What to produce => Copy every line of the records below where the word "JSON" occurs.

(Dataset rows about figures)
━━━━

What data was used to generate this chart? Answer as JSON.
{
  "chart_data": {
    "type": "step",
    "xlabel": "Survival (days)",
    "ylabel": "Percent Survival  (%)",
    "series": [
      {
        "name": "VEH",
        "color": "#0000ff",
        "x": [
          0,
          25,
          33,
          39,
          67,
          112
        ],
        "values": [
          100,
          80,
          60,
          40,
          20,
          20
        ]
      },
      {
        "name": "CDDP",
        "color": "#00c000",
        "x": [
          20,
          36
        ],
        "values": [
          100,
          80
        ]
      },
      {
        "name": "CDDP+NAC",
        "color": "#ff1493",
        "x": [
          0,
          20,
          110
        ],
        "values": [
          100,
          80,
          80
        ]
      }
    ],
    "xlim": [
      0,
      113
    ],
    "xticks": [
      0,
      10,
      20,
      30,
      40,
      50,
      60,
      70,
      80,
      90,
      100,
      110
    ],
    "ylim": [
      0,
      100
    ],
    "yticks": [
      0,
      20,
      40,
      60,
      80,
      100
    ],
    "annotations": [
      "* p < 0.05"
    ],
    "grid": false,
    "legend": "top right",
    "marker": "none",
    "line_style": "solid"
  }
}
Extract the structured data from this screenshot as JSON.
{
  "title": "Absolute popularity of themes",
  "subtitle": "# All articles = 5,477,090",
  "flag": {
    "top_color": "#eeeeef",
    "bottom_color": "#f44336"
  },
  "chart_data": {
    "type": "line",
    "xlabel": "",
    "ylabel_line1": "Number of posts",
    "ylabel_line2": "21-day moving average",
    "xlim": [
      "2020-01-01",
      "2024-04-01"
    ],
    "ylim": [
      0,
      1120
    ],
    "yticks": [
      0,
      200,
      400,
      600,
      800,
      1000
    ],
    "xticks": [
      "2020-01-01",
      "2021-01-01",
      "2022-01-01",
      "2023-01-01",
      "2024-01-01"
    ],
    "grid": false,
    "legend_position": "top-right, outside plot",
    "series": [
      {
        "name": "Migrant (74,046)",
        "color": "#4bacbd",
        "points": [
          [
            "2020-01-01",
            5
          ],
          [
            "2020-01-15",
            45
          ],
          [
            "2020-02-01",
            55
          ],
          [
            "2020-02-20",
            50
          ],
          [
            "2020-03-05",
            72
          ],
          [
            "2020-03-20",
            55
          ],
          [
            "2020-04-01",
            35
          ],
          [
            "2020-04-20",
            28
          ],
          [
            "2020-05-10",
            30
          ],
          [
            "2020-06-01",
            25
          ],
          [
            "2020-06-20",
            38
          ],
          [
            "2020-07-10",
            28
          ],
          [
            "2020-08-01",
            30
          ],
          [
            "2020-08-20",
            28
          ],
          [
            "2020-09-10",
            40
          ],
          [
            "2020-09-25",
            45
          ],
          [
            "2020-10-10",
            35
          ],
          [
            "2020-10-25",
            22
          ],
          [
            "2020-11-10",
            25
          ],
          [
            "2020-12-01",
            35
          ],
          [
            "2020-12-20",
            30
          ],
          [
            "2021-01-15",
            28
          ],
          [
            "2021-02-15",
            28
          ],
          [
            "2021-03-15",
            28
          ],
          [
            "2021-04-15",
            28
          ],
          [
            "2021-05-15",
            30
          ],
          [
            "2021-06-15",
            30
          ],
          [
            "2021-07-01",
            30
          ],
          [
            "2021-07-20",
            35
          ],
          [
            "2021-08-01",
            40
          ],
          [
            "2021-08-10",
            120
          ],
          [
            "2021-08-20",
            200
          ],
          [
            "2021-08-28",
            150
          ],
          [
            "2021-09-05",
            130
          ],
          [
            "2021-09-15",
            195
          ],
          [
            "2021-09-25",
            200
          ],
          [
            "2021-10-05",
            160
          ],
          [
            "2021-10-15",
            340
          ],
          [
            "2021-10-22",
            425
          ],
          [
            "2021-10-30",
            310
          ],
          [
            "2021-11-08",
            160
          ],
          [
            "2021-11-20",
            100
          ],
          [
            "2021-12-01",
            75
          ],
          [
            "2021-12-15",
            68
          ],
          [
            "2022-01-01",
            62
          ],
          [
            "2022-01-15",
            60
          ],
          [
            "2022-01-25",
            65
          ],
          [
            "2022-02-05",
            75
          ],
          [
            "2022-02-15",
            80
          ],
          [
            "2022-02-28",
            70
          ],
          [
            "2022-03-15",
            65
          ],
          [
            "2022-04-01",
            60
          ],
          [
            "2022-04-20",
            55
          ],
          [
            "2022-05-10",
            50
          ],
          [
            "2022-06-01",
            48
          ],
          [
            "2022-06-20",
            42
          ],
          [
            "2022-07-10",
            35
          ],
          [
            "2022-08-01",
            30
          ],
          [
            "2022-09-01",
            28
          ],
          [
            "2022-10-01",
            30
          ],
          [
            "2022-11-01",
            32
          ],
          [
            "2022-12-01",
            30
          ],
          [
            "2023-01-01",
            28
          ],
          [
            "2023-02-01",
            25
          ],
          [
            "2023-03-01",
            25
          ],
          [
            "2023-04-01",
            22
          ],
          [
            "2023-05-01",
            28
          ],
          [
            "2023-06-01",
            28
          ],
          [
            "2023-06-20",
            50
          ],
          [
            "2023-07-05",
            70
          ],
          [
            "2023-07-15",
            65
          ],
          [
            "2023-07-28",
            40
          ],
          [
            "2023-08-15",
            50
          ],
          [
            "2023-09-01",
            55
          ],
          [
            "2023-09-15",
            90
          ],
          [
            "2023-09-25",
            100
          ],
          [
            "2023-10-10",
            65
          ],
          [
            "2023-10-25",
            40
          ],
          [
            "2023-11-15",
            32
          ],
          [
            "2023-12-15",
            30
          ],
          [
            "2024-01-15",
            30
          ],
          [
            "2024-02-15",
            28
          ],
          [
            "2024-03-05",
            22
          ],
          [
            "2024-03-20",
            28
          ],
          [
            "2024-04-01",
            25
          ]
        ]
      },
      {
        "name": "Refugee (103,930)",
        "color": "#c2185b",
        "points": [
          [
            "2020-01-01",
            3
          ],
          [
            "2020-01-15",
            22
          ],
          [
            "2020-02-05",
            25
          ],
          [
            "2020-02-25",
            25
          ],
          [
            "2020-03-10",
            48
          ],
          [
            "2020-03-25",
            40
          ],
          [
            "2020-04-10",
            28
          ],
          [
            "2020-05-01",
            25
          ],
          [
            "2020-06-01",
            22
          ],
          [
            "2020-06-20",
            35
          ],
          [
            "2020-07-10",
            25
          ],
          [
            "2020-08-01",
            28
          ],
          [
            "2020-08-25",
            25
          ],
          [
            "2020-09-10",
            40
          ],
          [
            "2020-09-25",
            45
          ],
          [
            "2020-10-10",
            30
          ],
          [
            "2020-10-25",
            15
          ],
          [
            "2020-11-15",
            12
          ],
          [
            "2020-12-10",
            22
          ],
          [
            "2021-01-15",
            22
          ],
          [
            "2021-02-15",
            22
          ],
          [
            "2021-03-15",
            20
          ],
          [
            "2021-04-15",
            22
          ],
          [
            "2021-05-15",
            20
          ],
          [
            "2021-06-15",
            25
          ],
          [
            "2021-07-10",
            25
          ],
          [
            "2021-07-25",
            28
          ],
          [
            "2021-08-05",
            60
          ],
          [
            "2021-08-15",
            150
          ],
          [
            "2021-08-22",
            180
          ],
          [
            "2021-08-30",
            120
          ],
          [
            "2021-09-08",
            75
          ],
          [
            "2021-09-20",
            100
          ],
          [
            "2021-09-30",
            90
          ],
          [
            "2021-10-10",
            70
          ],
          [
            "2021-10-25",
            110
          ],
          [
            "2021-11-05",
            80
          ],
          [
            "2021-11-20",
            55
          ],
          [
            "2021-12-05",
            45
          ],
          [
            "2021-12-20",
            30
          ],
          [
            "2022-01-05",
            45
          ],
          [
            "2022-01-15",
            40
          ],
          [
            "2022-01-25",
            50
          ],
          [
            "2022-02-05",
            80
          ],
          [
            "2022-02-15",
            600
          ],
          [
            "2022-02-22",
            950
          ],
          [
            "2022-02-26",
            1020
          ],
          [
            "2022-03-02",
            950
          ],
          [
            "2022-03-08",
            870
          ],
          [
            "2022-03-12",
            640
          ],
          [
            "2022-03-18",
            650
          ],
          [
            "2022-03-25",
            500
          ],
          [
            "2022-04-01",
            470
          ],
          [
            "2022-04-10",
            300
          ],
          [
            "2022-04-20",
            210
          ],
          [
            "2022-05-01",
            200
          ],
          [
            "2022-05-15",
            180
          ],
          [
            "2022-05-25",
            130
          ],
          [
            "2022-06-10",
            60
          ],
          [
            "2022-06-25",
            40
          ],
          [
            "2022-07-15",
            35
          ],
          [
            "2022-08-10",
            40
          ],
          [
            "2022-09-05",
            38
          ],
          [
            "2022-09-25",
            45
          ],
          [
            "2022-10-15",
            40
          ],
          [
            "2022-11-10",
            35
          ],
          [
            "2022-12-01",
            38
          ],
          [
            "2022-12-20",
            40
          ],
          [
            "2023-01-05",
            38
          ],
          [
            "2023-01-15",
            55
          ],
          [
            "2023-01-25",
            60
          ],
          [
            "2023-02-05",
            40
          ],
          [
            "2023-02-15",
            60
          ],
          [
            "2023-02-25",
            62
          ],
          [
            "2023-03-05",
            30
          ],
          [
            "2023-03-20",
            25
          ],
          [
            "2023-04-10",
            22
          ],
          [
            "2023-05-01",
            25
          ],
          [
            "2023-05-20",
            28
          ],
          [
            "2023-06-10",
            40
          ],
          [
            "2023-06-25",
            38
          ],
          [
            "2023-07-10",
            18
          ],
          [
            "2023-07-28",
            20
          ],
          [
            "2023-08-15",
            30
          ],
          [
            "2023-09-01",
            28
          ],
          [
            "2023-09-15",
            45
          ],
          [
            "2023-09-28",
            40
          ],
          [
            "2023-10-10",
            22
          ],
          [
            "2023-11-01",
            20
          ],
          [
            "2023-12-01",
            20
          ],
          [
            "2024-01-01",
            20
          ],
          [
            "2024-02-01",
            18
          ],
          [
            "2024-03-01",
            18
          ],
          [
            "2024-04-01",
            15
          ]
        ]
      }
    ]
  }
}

━━━━

Answer below =>
What data was used to generate this chart? Answer as JSON.
Extract the structured data from this screenshot as JSON.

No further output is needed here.